§ EXERCISE DESCRIPTION
Write out exactly the lines from the one containing "Extract the structured" through the last line of the records below, both included, and leave out any pictures.

§ MATERIAL FOR THE TASK
+++
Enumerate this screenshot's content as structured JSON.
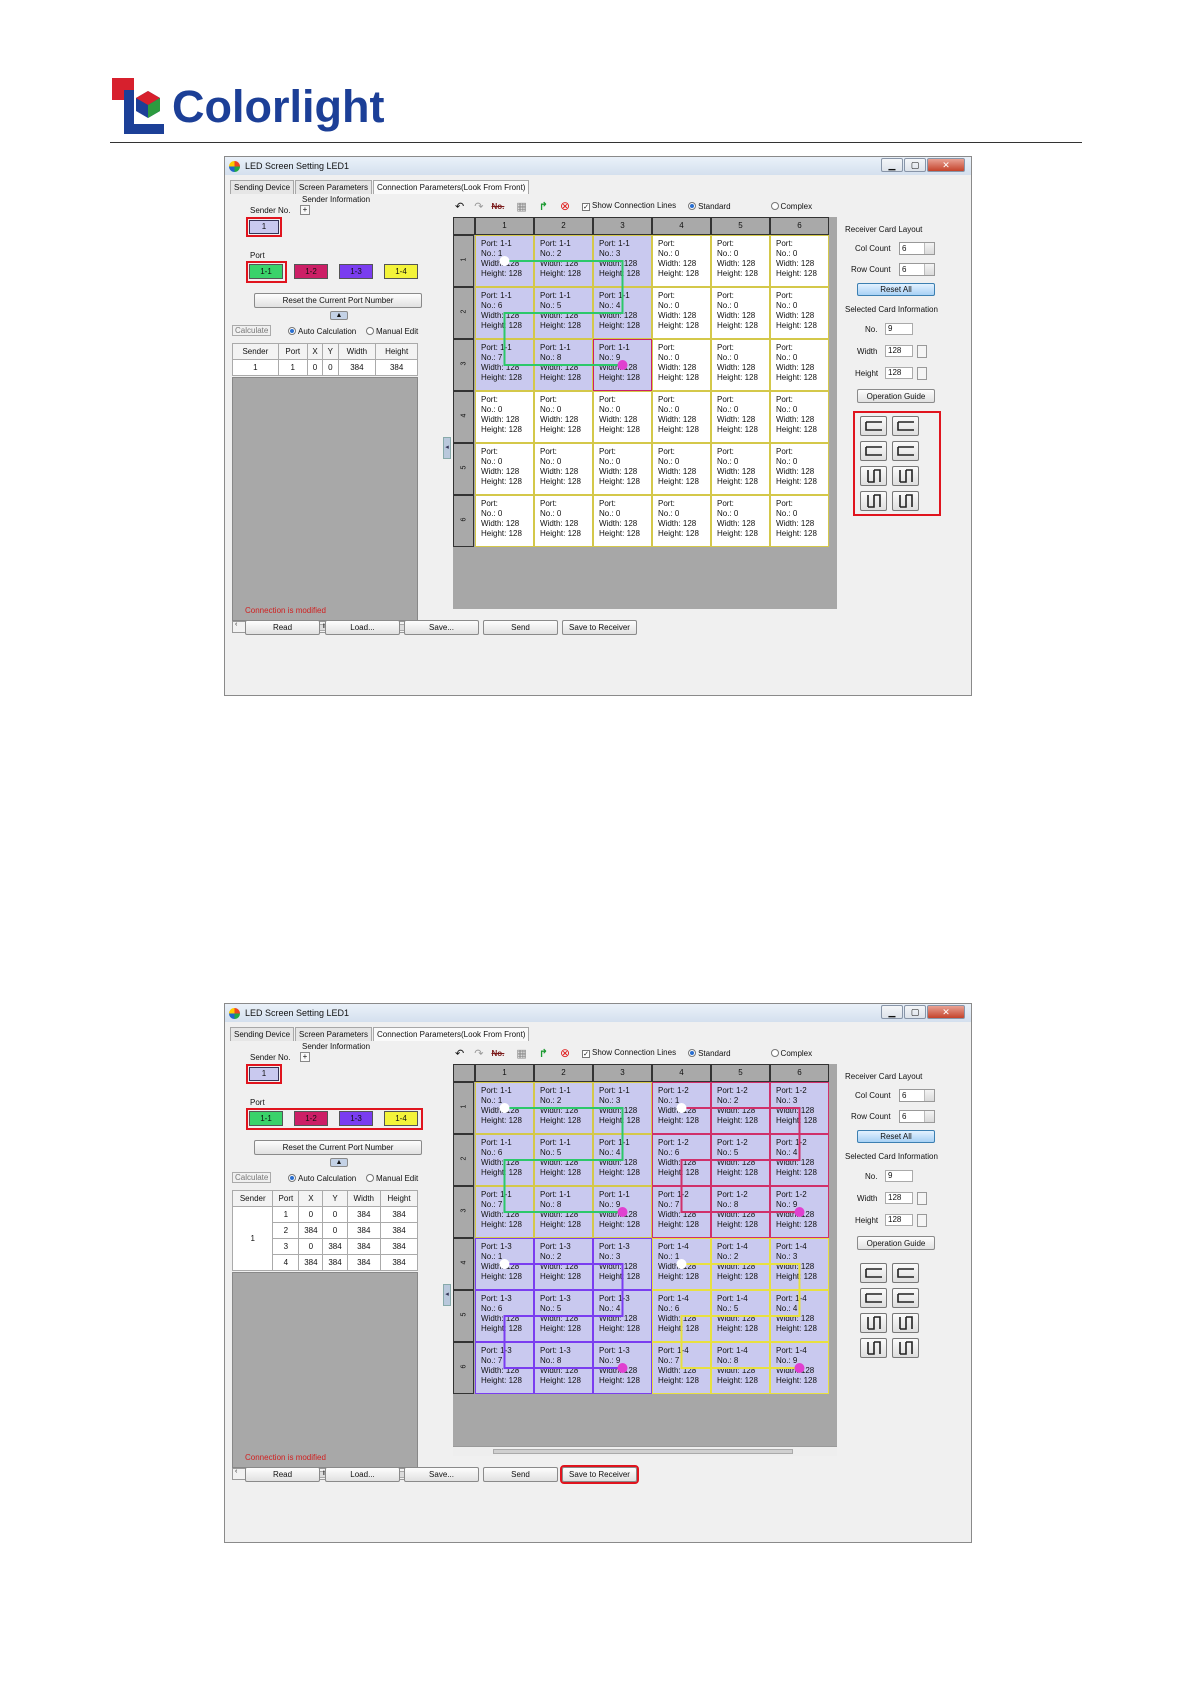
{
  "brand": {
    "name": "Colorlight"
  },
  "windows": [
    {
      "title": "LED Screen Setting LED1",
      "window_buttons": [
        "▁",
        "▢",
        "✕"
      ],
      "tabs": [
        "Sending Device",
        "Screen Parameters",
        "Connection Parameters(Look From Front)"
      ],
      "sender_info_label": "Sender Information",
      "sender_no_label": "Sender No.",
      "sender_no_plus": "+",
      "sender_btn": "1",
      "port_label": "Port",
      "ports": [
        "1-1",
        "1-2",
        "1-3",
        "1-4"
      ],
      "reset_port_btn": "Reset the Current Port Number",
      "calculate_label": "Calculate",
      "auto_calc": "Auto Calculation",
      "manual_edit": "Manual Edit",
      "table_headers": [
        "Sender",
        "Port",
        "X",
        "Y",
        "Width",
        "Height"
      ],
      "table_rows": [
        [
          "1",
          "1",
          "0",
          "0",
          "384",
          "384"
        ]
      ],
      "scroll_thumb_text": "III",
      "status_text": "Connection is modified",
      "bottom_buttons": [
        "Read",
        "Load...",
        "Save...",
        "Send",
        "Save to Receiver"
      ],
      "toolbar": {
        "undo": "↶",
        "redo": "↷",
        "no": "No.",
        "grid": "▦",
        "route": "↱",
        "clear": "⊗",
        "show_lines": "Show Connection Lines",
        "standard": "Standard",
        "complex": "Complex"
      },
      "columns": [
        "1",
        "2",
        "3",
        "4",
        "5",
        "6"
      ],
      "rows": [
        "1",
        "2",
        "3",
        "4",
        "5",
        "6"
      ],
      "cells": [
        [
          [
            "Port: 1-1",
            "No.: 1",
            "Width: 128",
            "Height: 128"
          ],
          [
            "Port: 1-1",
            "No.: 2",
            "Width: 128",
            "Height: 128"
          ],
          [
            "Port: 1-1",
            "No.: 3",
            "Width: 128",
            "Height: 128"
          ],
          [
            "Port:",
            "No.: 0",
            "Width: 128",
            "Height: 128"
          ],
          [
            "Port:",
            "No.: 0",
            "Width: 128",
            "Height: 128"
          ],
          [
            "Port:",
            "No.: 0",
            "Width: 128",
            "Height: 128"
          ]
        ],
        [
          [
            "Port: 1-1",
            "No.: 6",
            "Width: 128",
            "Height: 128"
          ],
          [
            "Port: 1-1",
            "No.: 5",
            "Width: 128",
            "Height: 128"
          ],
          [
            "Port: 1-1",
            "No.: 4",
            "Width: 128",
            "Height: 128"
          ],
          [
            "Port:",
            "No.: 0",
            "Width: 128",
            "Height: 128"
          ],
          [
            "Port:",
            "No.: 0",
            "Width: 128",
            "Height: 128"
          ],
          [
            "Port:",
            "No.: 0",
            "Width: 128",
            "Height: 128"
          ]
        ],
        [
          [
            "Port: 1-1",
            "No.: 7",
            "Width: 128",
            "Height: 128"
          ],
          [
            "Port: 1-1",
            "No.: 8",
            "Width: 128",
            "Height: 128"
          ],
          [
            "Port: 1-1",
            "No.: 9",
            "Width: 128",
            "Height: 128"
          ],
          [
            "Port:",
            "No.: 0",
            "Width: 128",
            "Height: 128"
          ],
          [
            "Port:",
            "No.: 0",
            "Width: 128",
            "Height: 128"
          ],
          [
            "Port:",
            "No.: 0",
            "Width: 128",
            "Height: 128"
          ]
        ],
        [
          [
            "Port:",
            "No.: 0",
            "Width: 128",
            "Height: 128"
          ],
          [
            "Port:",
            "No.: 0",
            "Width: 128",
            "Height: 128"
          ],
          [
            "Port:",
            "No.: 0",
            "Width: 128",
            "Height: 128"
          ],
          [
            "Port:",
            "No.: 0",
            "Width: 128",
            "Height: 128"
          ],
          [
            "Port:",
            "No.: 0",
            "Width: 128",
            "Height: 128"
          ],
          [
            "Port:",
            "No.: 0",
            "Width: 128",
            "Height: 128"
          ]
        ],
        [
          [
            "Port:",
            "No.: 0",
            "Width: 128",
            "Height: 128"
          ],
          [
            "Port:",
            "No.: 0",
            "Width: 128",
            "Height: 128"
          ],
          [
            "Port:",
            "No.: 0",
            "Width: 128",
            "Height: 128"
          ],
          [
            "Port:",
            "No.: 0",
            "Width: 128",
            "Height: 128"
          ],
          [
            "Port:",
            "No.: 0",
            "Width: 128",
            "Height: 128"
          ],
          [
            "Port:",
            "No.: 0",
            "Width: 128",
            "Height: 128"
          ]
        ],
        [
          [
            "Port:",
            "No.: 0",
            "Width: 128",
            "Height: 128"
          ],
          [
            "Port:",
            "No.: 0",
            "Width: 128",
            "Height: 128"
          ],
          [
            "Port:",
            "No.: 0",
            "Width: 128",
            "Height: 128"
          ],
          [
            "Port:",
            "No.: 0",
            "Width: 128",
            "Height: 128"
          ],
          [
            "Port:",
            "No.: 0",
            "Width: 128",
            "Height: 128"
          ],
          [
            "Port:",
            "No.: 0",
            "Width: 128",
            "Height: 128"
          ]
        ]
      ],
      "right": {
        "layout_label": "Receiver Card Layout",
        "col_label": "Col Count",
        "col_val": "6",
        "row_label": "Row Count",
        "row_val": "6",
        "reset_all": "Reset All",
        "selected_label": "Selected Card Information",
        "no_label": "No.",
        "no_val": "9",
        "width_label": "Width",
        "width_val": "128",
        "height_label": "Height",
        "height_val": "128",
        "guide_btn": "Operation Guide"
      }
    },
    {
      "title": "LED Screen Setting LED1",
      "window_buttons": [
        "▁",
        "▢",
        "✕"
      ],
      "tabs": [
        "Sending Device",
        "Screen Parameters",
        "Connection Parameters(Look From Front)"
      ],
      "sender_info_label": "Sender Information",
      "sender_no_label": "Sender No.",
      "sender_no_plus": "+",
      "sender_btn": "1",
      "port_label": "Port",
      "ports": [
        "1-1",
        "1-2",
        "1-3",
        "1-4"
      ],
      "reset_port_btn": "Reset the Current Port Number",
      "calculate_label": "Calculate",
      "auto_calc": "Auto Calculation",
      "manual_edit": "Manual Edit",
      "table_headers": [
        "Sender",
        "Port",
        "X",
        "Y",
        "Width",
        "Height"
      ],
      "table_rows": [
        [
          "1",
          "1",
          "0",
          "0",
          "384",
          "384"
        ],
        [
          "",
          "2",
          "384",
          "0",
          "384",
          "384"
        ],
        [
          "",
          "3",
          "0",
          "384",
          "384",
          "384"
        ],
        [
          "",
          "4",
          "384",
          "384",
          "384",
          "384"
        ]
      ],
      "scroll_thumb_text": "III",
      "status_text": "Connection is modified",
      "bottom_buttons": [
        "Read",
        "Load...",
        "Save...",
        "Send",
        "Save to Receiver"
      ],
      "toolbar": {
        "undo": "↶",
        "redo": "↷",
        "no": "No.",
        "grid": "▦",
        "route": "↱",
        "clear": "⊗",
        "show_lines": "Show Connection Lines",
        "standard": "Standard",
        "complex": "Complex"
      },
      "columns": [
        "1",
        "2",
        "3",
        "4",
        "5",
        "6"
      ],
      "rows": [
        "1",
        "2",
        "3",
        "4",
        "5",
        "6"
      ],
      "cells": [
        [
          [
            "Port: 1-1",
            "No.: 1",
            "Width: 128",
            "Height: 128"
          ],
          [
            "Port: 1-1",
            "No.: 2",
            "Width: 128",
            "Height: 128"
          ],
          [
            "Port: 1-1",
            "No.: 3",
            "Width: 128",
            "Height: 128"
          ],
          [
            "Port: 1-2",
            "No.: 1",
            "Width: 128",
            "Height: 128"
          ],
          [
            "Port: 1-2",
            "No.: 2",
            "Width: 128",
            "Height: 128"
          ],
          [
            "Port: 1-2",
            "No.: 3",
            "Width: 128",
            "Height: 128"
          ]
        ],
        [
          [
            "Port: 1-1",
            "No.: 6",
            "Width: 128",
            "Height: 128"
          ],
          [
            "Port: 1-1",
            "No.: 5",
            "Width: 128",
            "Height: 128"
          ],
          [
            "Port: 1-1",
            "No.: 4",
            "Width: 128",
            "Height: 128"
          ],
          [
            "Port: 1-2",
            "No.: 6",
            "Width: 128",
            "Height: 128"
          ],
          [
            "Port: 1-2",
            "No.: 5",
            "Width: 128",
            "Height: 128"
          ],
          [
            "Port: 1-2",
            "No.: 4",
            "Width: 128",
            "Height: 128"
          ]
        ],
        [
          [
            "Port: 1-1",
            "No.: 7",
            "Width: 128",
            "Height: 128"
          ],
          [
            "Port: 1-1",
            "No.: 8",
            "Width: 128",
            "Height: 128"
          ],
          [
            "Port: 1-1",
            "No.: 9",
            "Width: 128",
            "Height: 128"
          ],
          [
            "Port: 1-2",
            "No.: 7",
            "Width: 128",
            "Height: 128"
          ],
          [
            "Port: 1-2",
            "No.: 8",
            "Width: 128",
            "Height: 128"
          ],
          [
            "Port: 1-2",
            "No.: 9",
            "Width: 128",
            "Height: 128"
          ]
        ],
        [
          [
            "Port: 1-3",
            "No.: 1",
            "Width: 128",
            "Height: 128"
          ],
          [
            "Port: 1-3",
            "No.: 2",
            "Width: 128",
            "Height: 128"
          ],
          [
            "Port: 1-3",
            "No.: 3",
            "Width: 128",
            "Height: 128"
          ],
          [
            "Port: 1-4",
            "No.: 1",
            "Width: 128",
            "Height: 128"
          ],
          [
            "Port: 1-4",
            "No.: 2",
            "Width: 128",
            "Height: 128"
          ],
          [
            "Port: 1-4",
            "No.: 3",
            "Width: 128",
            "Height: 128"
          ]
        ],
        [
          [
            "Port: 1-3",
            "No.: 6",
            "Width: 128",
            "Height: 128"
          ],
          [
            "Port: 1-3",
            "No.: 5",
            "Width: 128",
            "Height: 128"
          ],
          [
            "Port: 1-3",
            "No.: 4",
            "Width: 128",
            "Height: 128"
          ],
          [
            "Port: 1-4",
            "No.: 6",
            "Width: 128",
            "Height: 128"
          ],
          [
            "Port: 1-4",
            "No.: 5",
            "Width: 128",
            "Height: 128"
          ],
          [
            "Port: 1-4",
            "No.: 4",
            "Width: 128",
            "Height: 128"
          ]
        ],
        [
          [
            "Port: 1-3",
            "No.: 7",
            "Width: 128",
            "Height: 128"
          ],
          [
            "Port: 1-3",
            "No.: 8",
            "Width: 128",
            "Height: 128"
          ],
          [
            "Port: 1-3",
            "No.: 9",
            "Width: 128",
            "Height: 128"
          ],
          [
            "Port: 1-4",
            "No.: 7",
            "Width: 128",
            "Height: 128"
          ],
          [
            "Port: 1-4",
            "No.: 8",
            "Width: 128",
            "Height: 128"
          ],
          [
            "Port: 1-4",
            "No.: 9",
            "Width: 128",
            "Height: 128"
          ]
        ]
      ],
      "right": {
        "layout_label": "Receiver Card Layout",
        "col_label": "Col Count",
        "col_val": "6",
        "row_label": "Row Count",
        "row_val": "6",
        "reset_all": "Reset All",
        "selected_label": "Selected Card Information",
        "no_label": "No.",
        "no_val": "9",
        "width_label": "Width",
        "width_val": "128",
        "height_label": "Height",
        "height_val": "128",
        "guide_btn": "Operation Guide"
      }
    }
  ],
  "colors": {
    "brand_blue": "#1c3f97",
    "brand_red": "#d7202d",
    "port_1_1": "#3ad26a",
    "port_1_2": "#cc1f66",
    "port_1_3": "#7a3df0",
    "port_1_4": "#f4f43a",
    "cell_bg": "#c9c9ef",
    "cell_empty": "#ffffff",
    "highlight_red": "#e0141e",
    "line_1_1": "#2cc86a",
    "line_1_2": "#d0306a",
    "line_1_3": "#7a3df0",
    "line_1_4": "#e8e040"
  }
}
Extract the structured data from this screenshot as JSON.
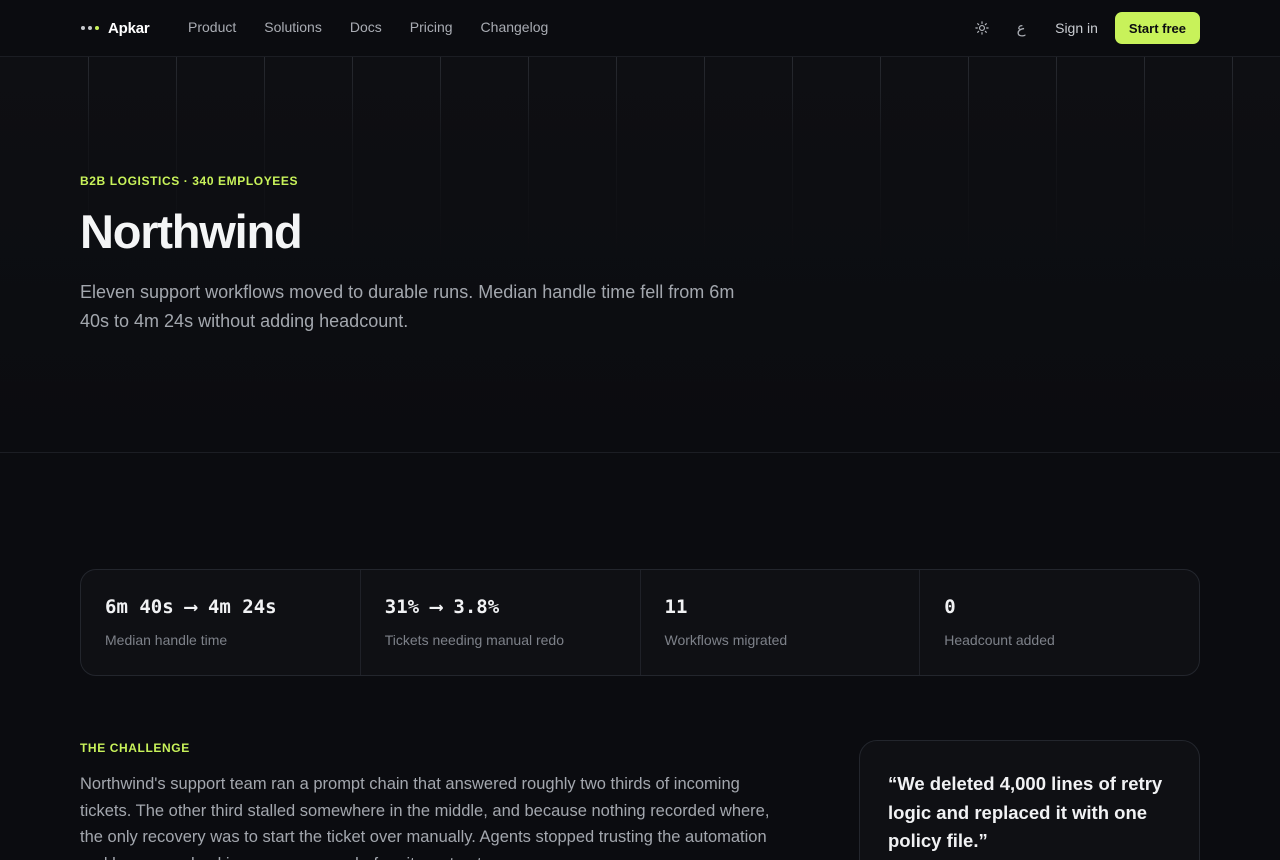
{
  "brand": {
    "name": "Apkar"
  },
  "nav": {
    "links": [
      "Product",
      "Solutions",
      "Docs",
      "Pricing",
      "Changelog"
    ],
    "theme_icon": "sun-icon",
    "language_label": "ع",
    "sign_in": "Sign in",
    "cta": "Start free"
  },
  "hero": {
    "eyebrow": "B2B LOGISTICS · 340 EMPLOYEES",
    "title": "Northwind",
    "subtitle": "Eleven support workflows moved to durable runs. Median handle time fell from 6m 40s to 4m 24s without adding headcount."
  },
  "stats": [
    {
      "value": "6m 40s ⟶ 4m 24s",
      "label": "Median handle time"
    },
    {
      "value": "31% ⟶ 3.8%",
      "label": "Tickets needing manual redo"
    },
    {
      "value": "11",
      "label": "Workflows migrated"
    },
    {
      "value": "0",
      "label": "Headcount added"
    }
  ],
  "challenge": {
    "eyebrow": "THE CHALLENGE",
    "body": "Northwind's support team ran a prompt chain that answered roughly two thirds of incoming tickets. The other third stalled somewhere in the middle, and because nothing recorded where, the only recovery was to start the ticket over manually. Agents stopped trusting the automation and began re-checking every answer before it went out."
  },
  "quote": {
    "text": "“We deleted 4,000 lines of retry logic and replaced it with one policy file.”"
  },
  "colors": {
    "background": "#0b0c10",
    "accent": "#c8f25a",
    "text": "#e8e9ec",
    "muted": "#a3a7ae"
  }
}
+++
§ EXPECTED OUTPUT
Extract the structured data from this screenshot as JSON.
{
  "brand": {
    "name": "Apkar"
  },
  "nav": {
    "links": [
      "Product",
      "Solutions",
      "Docs",
      "Pricing",
      "Changelog"
    ],
    "theme_icon": "sun-icon",
    "language_label": "ع",
    "sign_in": "Sign in",
    "cta": "Start free"
  },
  "hero": {
    "eyebrow": "B2B LOGISTICS · 340 EMPLOYEES",
    "title": "Northwind",
    "subtitle": "Eleven support workflows moved to durable runs. Median handle time fell from 6m 40s to 4m 24s without adding headcount."
  },
  "stats": [
    {
      "value": "6m 40s ⟶ 4m 24s",
      "label": "Median handle time"
    },
    {
      "value": "31% ⟶ 3.8%",
      "label": "Tickets needing manual redo"
    },
    {
      "value": "11",
      "label": "Workflows migrated"
    },
    {
      "value": "0",
      "label": "Headcount added"
    }
  ],
  "challenge": {
    "eyebrow": "THE CHALLENGE",
    "body": "Northwind's support team ran a prompt chain that answered roughly two thirds of incoming tickets. The other third stalled somewhere in the middle, and because nothing recorded where, the only recovery was to start the ticket over manually. Agents stopped trusting the automation and began re-checking every answer before it went out."
  },
  "quote": {
    "text": "“We deleted 4,000 lines of retry logic and replaced it with one policy file.”"
  },
  "colors": {
    "background": "#0b0c10",
    "accent": "#c8f25a",
    "text": "#e8e9ec",
    "muted": "#a3a7ae"
  }
}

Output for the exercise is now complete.